WHAT TO PRODUCE
Exact reproduction is required for all entries.

━━━━━━━━━━━━━━━━━━━━

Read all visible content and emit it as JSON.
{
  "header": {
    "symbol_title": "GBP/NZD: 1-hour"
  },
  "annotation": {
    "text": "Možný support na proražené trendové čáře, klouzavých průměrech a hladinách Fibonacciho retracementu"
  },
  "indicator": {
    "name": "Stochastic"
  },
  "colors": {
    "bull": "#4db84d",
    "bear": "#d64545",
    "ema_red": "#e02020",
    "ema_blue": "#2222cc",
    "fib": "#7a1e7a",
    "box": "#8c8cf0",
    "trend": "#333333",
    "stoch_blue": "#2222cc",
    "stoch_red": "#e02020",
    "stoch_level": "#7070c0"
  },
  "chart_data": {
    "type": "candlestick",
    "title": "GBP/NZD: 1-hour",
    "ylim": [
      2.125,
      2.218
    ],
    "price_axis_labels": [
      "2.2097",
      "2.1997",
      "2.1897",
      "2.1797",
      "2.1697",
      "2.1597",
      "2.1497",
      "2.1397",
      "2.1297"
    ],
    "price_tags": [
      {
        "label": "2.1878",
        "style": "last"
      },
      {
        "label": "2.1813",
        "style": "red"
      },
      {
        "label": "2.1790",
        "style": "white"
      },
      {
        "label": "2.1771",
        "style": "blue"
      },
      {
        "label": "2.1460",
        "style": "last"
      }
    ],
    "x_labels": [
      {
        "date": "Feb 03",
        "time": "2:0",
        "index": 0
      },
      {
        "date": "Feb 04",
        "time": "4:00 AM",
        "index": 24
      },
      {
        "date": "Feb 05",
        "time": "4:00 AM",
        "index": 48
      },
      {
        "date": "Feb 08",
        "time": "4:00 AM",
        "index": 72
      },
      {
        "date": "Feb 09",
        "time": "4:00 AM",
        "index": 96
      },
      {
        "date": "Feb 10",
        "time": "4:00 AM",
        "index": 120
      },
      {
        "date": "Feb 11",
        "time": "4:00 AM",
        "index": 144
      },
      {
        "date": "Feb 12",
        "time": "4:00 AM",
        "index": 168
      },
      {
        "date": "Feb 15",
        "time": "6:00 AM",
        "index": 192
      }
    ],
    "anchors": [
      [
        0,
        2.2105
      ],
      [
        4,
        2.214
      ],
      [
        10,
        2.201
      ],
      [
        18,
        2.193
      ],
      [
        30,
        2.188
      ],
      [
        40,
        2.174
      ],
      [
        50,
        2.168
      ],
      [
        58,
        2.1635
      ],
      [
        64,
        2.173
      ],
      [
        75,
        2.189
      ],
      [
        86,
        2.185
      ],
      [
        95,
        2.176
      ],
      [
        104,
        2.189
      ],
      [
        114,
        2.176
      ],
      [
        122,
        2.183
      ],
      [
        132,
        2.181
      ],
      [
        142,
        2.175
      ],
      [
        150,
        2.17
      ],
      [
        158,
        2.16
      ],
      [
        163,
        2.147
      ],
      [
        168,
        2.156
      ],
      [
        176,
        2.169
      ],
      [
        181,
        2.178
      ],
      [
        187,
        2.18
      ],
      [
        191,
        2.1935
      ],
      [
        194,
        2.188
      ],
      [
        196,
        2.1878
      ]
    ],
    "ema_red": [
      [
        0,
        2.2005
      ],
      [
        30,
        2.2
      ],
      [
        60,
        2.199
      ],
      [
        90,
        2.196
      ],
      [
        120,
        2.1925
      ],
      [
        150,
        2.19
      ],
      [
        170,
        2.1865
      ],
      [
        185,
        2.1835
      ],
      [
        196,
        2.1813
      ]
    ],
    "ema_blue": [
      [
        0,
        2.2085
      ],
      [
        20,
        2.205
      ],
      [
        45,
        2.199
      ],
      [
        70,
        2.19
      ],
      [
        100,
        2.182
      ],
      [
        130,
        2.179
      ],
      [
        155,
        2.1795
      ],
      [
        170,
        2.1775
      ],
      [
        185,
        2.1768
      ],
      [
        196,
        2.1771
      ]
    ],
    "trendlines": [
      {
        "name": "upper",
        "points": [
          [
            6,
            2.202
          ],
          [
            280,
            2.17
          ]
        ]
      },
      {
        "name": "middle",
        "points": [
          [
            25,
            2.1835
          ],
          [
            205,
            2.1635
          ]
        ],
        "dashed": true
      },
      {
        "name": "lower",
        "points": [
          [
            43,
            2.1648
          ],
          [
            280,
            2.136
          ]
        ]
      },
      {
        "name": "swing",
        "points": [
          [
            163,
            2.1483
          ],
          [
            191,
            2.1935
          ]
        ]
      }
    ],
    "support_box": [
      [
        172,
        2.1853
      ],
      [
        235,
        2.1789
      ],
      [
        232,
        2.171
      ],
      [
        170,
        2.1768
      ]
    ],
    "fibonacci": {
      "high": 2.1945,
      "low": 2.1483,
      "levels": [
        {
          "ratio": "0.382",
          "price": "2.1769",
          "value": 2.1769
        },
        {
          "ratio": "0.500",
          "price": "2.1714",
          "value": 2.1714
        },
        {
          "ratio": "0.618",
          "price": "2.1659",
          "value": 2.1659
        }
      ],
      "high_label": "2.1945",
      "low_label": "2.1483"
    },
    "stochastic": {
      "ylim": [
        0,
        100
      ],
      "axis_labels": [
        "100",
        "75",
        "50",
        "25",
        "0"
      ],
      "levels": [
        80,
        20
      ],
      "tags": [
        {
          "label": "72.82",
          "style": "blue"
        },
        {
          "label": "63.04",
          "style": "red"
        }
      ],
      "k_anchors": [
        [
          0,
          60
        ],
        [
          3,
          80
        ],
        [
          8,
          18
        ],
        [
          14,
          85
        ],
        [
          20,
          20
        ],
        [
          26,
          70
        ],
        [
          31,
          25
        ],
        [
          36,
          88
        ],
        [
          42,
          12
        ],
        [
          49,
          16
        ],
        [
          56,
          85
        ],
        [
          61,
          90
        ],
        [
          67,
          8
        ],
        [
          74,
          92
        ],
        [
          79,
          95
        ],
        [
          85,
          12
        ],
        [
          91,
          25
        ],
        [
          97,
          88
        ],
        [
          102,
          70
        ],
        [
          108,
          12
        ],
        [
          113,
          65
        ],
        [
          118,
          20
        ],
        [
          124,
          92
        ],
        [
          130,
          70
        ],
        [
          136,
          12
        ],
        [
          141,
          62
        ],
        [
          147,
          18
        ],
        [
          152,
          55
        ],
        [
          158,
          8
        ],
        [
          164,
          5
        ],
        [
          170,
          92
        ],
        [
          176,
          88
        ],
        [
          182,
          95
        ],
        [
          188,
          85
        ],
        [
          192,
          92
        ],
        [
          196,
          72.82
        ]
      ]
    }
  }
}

━━━━━━━━━━━━━━━━━━━━

EXERCISE RESULT
Read all visible content and emit it as JSON.
{
  "header": {
    "symbol_title": "GBP/NZD: 1-hour"
  },
  "annotation": {
    "text": "Možný support na proražené trendové čáře, klouzavých průměrech a hladinách Fibonacciho retracementu"
  },
  "indicator": {
    "name": "Stochastic"
  },
  "colors": {
    "bull": "#4db84d",
    "bear": "#d64545",
    "ema_red": "#e02020",
    "ema_blue": "#2222cc",
    "fib": "#7a1e7a",
    "box": "#8c8cf0",
    "trend": "#333333",
    "stoch_blue": "#2222cc",
    "stoch_red": "#e02020",
    "stoch_level": "#7070c0"
  },
  "chart_data": {
    "type": "candlestick",
    "title": "GBP/NZD: 1-hour",
    "ylim": [
      2.125,
      2.218
    ],
    "price_axis_labels": [
      "2.2097",
      "2.1997",
      "2.1897",
      "2.1797",
      "2.1697",
      "2.1597",
      "2.1497",
      "2.1397",
      "2.1297"
    ],
    "price_tags": [
      {
        "label": "2.1878",
        "style": "last"
      },
      {
        "label": "2.1813",
        "style": "red"
      },
      {
        "label": "2.1790",
        "style": "white"
      },
      {
        "label": "2.1771",
        "style": "blue"
      },
      {
        "label": "2.1460",
        "style": "last"
      }
    ],
    "x_labels": [
      {
        "date": "Feb 03",
        "time": "2:0",
        "index": 0
      },
      {
        "date": "Feb 04",
        "time": "4:00 AM",
        "index": 24
      },
      {
        "date": "Feb 05",
        "time": "4:00 AM",
        "index": 48
      },
      {
        "date": "Feb 08",
        "time": "4:00 AM",
        "index": 72
      },
      {
        "date": "Feb 09",
        "time": "4:00 AM",
        "index": 96
      },
      {
        "date": "Feb 10",
        "time": "4:00 AM",
        "index": 120
      },
      {
        "date": "Feb 11",
        "time": "4:00 AM",
        "index": 144
      },
      {
        "date": "Feb 12",
        "time": "4:00 AM",
        "index": 168
      },
      {
        "date": "Feb 15",
        "time": "6:00 AM",
        "index": 192
      }
    ],
    "anchors": [
      [
        0,
        2.2105
      ],
      [
        4,
        2.214
      ],
      [
        10,
        2.201
      ],
      [
        18,
        2.193
      ],
      [
        30,
        2.188
      ],
      [
        40,
        2.174
      ],
      [
        50,
        2.168
      ],
      [
        58,
        2.1635
      ],
      [
        64,
        2.173
      ],
      [
        75,
        2.189
      ],
      [
        86,
        2.185
      ],
      [
        95,
        2.176
      ],
      [
        104,
        2.189
      ],
      [
        114,
        2.176
      ],
      [
        122,
        2.183
      ],
      [
        132,
        2.181
      ],
      [
        142,
        2.175
      ],
      [
        150,
        2.17
      ],
      [
        158,
        2.16
      ],
      [
        163,
        2.147
      ],
      [
        168,
        2.156
      ],
      [
        176,
        2.169
      ],
      [
        181,
        2.178
      ],
      [
        187,
        2.18
      ],
      [
        191,
        2.1935
      ],
      [
        194,
        2.188
      ],
      [
        196,
        2.1878
      ]
    ],
    "ema_red": [
      [
        0,
        2.2005
      ],
      [
        30,
        2.2
      ],
      [
        60,
        2.199
      ],
      [
        90,
        2.196
      ],
      [
        120,
        2.1925
      ],
      [
        150,
        2.19
      ],
      [
        170,
        2.1865
      ],
      [
        185,
        2.1835
      ],
      [
        196,
        2.1813
      ]
    ],
    "ema_blue": [
      [
        0,
        2.2085
      ],
      [
        20,
        2.205
      ],
      [
        45,
        2.199
      ],
      [
        70,
        2.19
      ],
      [
        100,
        2.182
      ],
      [
        130,
        2.179
      ],
      [
        155,
        2.1795
      ],
      [
        170,
        2.1775
      ],
      [
        185,
        2.1768
      ],
      [
        196,
        2.1771
      ]
    ],
    "trendlines": [
      {
        "name": "upper",
        "points": [
          [
            6,
            2.202
          ],
          [
            280,
            2.17
          ]
        ]
      },
      {
        "name": "middle",
        "points": [
          [
            25,
            2.1835
          ],
          [
            205,
            2.1635
          ]
        ],
        "dashed": true
      },
      {
        "name": "lower",
        "points": [
          [
            43,
            2.1648
          ],
          [
            280,
            2.136
          ]
        ]
      },
      {
        "name": "swing",
        "points": [
          [
            163,
            2.1483
          ],
          [
            191,
            2.1935
          ]
        ]
      }
    ],
    "support_box": [
      [
        172,
        2.1853
      ],
      [
        235,
        2.1789
      ],
      [
        232,
        2.171
      ],
      [
        170,
        2.1768
      ]
    ],
    "fibonacci": {
      "high": 2.1945,
      "low": 2.1483,
      "levels": [
        {
          "ratio": "0.382",
          "price": "2.1769",
          "value": 2.1769
        },
        {
          "ratio": "0.500",
          "price": "2.1714",
          "value": 2.1714
        },
        {
          "ratio": "0.618",
          "price": "2.1659",
          "value": 2.1659
        }
      ],
      "high_label": "2.1945",
      "low_label": "2.1483"
    },
    "stochastic": {
      "ylim": [
        0,
        100
      ],
      "axis_labels": [
        "100",
        "75",
        "50",
        "25",
        "0"
      ],
      "levels": [
        80,
        20
      ],
      "tags": [
        {
          "label": "72.82",
          "style": "blue"
        },
        {
          "label": "63.04",
          "style": "red"
        }
      ],
      "k_anchors": [
        [
          0,
          60
        ],
        [
          3,
          80
        ],
        [
          8,
          18
        ],
        [
          14,
          85
        ],
        [
          20,
          20
        ],
        [
          26,
          70
        ],
        [
          31,
          25
        ],
        [
          36,
          88
        ],
        [
          42,
          12
        ],
        [
          49,
          16
        ],
        [
          56,
          85
        ],
        [
          61,
          90
        ],
        [
          67,
          8
        ],
        [
          74,
          92
        ],
        [
          79,
          95
        ],
        [
          85,
          12
        ],
        [
          91,
          25
        ],
        [
          97,
          88
        ],
        [
          102,
          70
        ],
        [
          108,
          12
        ],
        [
          113,
          65
        ],
        [
          118,
          20
        ],
        [
          124,
          92
        ],
        [
          130,
          70
        ],
        [
          136,
          12
        ],
        [
          141,
          62
        ],
        [
          147,
          18
        ],
        [
          152,
          55
        ],
        [
          158,
          8
        ],
        [
          164,
          5
        ],
        [
          170,
          92
        ],
        [
          176,
          88
        ],
        [
          182,
          95
        ],
        [
          188,
          85
        ],
        [
          192,
          92
        ],
        [
          196,
          72.82
        ]
      ]
    }
  }
}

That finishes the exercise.